◆ Instructions to follow:
Transcribe the lines below exactly, starting with the line that contains "Segment this screenshot: for" and going on through the line that contains "channel-icon xyxy=(506,60,521,73)", both included.

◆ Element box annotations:
((

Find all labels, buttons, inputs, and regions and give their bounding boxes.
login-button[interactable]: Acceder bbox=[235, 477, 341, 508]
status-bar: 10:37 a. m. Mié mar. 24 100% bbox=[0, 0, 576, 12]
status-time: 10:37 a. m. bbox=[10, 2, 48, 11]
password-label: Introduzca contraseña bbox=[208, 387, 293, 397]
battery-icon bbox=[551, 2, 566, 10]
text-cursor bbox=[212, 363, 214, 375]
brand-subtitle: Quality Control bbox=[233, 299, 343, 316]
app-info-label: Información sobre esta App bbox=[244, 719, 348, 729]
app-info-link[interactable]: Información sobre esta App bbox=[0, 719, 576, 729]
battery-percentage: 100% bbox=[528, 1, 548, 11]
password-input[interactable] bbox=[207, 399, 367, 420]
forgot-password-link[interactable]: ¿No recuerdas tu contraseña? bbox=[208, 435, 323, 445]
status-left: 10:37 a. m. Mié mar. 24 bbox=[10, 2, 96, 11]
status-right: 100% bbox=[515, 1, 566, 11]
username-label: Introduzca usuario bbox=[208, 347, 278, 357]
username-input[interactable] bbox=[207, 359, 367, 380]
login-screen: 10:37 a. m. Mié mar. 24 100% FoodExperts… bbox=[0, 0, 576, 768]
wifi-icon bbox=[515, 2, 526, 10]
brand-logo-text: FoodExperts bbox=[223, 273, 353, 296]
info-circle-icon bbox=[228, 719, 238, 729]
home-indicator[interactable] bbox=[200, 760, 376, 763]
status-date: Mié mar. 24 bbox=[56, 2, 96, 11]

))
((

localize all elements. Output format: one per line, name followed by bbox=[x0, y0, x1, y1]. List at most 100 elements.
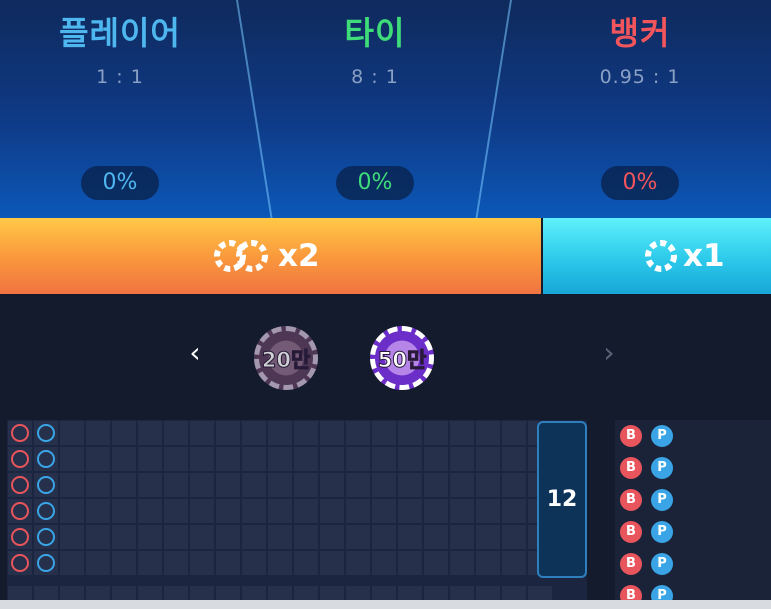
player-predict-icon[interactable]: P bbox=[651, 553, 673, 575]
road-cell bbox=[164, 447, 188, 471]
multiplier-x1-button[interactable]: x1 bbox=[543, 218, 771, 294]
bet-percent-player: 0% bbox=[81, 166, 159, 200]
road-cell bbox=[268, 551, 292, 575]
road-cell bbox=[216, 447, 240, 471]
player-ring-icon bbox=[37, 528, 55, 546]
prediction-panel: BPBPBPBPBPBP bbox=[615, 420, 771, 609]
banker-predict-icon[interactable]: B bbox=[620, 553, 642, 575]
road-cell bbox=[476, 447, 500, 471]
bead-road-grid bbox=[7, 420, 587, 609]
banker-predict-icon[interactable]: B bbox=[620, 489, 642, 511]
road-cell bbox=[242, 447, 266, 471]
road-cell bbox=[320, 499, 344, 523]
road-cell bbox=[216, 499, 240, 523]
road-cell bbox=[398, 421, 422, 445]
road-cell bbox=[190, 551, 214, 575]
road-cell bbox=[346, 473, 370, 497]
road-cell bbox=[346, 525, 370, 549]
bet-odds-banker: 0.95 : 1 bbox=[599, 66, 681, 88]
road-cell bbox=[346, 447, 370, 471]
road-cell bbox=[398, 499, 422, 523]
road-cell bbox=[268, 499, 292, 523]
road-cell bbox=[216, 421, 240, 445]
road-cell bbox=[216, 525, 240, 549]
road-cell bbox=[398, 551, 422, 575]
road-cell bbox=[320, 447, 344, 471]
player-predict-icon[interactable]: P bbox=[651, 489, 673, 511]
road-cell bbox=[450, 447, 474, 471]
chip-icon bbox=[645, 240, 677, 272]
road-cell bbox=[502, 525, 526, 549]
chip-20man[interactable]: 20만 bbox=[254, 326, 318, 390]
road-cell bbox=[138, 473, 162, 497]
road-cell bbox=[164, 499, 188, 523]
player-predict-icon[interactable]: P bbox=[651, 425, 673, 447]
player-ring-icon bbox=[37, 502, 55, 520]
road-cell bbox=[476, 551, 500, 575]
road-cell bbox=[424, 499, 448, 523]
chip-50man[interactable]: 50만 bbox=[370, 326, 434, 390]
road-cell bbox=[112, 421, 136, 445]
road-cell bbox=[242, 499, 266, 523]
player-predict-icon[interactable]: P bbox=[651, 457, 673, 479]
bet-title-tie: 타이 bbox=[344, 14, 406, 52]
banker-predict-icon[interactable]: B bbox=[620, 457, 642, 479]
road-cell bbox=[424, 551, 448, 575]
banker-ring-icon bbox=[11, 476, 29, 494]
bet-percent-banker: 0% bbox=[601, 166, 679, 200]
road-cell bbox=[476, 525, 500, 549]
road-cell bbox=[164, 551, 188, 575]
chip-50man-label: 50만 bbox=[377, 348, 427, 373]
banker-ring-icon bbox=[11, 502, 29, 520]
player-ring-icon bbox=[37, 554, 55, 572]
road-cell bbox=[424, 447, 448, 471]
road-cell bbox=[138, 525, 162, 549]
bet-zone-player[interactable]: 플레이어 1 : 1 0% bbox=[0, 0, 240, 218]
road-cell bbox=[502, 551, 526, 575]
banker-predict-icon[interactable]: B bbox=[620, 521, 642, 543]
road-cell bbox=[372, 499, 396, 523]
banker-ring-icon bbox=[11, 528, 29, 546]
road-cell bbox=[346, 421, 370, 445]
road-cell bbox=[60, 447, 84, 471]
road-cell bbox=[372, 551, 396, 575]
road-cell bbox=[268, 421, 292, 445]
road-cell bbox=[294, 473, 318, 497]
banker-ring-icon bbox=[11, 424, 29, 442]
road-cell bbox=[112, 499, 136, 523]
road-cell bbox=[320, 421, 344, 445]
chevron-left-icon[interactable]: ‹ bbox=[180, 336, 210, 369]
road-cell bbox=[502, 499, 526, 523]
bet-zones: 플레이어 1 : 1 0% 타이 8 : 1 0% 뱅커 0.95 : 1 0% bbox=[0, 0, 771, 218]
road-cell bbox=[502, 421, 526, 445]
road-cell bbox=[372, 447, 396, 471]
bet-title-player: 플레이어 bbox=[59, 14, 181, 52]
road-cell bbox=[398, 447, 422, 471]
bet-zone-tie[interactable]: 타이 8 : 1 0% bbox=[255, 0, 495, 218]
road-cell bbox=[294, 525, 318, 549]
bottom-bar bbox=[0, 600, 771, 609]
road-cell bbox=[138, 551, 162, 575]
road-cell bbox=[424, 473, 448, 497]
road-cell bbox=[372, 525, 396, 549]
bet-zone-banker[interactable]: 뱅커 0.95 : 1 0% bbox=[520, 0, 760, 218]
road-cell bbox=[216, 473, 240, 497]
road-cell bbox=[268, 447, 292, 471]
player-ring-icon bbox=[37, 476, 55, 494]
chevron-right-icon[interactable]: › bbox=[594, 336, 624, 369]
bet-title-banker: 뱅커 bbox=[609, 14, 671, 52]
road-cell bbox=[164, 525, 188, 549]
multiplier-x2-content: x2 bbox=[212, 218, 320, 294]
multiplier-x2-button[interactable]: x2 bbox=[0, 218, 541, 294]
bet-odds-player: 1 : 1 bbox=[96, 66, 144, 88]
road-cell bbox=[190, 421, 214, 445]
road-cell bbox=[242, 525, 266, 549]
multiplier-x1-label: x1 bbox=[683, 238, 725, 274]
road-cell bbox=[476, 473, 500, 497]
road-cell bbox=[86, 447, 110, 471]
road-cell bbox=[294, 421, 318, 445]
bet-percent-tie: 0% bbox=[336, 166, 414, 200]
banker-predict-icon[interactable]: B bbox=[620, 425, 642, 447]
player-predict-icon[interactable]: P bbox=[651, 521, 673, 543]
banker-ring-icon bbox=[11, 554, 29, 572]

))
((

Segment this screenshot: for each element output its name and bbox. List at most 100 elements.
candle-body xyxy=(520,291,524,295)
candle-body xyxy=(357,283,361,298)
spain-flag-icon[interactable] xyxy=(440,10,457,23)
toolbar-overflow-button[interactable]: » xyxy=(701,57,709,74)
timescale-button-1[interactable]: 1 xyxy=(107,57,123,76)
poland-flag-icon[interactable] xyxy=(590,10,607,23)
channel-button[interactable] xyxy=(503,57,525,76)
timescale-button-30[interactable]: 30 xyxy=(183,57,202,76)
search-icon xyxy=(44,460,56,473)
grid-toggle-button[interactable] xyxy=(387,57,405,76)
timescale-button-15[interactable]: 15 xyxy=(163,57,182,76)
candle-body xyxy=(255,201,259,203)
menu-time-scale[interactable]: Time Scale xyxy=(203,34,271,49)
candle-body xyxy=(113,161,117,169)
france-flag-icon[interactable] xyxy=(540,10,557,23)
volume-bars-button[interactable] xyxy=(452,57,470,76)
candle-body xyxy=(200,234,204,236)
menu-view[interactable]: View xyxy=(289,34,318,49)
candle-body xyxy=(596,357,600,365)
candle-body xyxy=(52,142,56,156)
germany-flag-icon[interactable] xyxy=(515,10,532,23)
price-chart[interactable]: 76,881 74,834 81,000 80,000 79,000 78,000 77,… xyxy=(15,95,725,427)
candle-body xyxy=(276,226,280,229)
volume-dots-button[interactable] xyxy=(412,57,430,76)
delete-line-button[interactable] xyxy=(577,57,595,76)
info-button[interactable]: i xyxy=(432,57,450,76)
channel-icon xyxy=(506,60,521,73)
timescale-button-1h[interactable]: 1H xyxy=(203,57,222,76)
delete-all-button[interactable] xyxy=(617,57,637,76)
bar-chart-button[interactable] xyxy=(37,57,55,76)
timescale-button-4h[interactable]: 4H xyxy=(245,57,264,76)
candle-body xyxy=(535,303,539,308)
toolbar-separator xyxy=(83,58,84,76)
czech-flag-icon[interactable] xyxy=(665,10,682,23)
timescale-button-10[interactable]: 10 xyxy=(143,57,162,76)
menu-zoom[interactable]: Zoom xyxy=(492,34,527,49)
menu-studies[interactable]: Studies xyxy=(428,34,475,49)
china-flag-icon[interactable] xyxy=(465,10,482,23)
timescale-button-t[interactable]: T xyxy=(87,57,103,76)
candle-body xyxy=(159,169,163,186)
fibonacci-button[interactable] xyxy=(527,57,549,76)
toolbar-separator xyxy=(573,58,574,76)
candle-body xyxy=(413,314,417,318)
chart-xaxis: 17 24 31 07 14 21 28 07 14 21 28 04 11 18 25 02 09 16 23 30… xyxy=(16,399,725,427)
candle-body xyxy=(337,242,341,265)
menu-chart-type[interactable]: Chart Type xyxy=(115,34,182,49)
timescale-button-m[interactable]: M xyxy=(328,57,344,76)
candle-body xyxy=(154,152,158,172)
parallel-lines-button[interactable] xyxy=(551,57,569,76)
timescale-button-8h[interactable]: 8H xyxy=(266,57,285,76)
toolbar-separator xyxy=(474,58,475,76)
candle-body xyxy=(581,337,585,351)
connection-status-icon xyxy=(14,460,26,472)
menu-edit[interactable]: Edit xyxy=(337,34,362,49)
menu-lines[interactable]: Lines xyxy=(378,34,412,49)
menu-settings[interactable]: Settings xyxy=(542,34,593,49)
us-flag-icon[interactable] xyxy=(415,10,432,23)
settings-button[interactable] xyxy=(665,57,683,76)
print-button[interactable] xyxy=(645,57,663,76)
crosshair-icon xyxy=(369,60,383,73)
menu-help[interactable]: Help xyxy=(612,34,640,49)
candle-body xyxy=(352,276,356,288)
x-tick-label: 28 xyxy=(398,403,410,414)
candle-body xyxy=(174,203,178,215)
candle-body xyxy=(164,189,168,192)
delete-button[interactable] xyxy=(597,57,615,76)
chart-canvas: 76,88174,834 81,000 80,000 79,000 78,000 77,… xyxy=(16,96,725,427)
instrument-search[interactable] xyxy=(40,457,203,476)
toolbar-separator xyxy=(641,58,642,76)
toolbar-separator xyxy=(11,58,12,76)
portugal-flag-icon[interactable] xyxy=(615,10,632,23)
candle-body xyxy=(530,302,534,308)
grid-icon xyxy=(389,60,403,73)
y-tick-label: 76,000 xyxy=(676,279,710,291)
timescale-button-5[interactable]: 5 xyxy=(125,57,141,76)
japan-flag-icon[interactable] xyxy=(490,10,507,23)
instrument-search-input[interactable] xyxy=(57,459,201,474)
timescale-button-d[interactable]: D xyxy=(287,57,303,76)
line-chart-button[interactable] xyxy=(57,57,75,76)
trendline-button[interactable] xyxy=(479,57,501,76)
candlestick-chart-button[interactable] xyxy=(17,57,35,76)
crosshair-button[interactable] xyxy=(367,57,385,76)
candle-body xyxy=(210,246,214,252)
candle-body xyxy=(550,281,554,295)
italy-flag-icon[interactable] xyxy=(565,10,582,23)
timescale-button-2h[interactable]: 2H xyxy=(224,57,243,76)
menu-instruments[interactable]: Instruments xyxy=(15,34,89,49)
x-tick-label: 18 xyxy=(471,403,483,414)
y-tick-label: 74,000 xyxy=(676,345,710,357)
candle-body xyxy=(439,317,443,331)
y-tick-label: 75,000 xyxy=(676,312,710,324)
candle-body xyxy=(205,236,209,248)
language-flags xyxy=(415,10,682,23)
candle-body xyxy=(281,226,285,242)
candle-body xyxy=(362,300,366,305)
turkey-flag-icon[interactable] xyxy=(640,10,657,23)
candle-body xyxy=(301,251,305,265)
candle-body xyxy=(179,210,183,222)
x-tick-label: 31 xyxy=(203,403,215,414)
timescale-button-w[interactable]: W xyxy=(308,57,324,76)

))

◆ Written solution:
Segment this screenshot: for each element output its name and bbox. List at most 100 elements.
candle-body xyxy=(520,291,524,295)
candle-body xyxy=(357,283,361,298)
spain-flag-icon[interactable] xyxy=(440,10,457,23)
toolbar-overflow-button[interactable]: » xyxy=(701,57,709,74)
timescale-button-1[interactable]: 1 xyxy=(107,57,123,76)
poland-flag-icon[interactable] xyxy=(590,10,607,23)
channel-button[interactable] xyxy=(503,57,525,76)
timescale-button-30[interactable]: 30 xyxy=(183,57,202,76)
search-icon xyxy=(44,460,56,473)
grid-toggle-button[interactable] xyxy=(387,57,405,76)
timescale-button-15[interactable]: 15 xyxy=(163,57,182,76)
candle-body xyxy=(255,201,259,203)
menu-time-scale[interactable]: Time Scale xyxy=(203,34,271,49)
candle-body xyxy=(113,161,117,169)
france-flag-icon[interactable] xyxy=(540,10,557,23)
volume-bars-button[interactable] xyxy=(452,57,470,76)
candle-body xyxy=(200,234,204,236)
menu-view[interactable]: View xyxy=(289,34,318,49)
candle-body xyxy=(596,357,600,365)
candle-body xyxy=(52,142,56,156)
germany-flag-icon[interactable] xyxy=(515,10,532,23)
price-chart[interactable]: 76,881 74,834 81,000 80,000 79,000 78,000 77,… xyxy=(15,95,725,427)
candle-body xyxy=(276,226,280,229)
volume-dots-button[interactable] xyxy=(412,57,430,76)
delete-line-button[interactable] xyxy=(577,57,595,76)
info-button[interactable]: i xyxy=(432,57,450,76)
channel-icon xyxy=(506,60,521,73)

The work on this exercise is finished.